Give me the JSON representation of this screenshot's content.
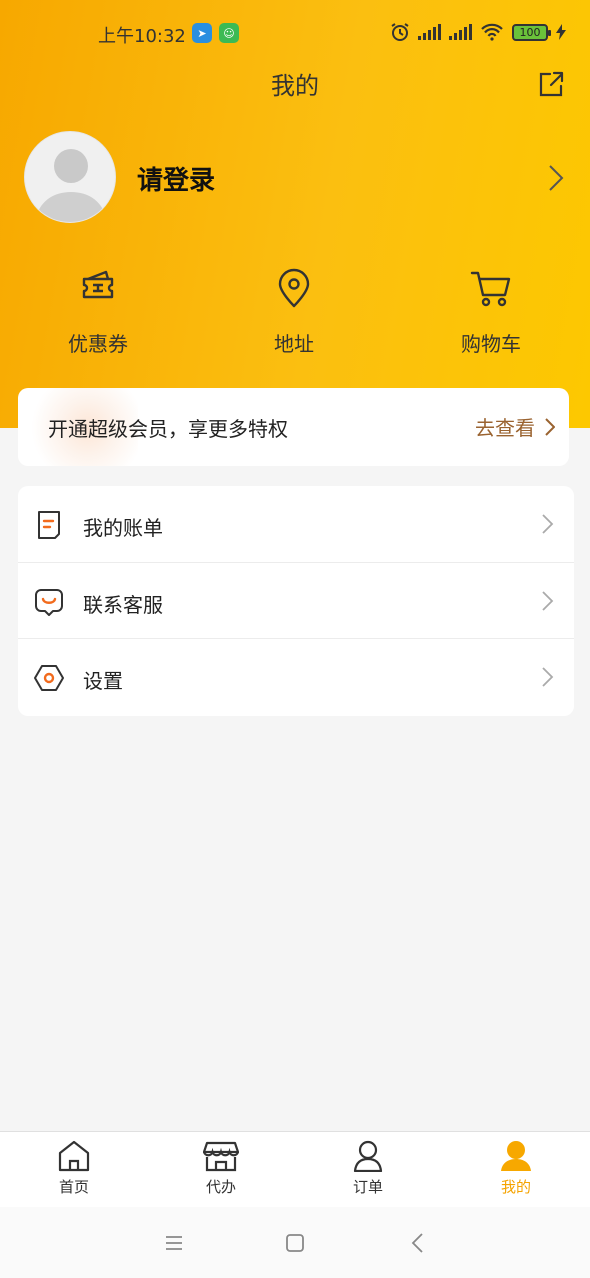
{
  "status_bar": {
    "time": "上午10:32",
    "battery": "100"
  },
  "header": {
    "title": "我的"
  },
  "profile": {
    "login_text": "请登录"
  },
  "quick_actions": [
    {
      "label": "优惠券",
      "icon": "coupon-icon"
    },
    {
      "label": "地址",
      "icon": "location-icon"
    },
    {
      "label": "购物车",
      "icon": "cart-icon"
    }
  ],
  "vip": {
    "text": "开通超级会员，享更多特权",
    "link_label": "去查看"
  },
  "menu": [
    {
      "label": "我的账单",
      "icon": "bill-icon"
    },
    {
      "label": "联系客服",
      "icon": "customer-service-icon"
    },
    {
      "label": "设置",
      "icon": "settings-icon"
    }
  ],
  "tabbar": [
    {
      "label": "首页",
      "icon": "home-icon"
    },
    {
      "label": "代办",
      "icon": "store-icon"
    },
    {
      "label": "订单",
      "icon": "order-icon"
    },
    {
      "label": "我的",
      "icon": "profile-icon",
      "active": true
    }
  ],
  "colors": {
    "brand_yellow": "#fbbf10",
    "active_tab": "#f5a300",
    "icon_accent": "#f26b1d",
    "vip_link": "#9a6330"
  }
}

### Goal:
Copy out all of the material exactly as written, without its pictures.

### Solution to the exercise:
Give me the JSON representation of this screenshot's content.
{
  "status_bar": {
    "time": "上午10:32",
    "battery": "100"
  },
  "header": {
    "title": "我的"
  },
  "profile": {
    "login_text": "请登录"
  },
  "quick_actions": [
    {
      "label": "优惠券",
      "icon": "coupon-icon"
    },
    {
      "label": "地址",
      "icon": "location-icon"
    },
    {
      "label": "购物车",
      "icon": "cart-icon"
    }
  ],
  "vip": {
    "text": "开通超级会员，享更多特权",
    "link_label": "去查看"
  },
  "menu": [
    {
      "label": "我的账单",
      "icon": "bill-icon"
    },
    {
      "label": "联系客服",
      "icon": "customer-service-icon"
    },
    {
      "label": "设置",
      "icon": "settings-icon"
    }
  ],
  "tabbar": [
    {
      "label": "首页",
      "icon": "home-icon"
    },
    {
      "label": "代办",
      "icon": "store-icon"
    },
    {
      "label": "订单",
      "icon": "order-icon"
    },
    {
      "label": "我的",
      "icon": "profile-icon",
      "active": true
    }
  ],
  "colors": {
    "brand_yellow": "#fbbf10",
    "active_tab": "#f5a300",
    "icon_accent": "#f26b1d",
    "vip_link": "#9a6330"
  }
}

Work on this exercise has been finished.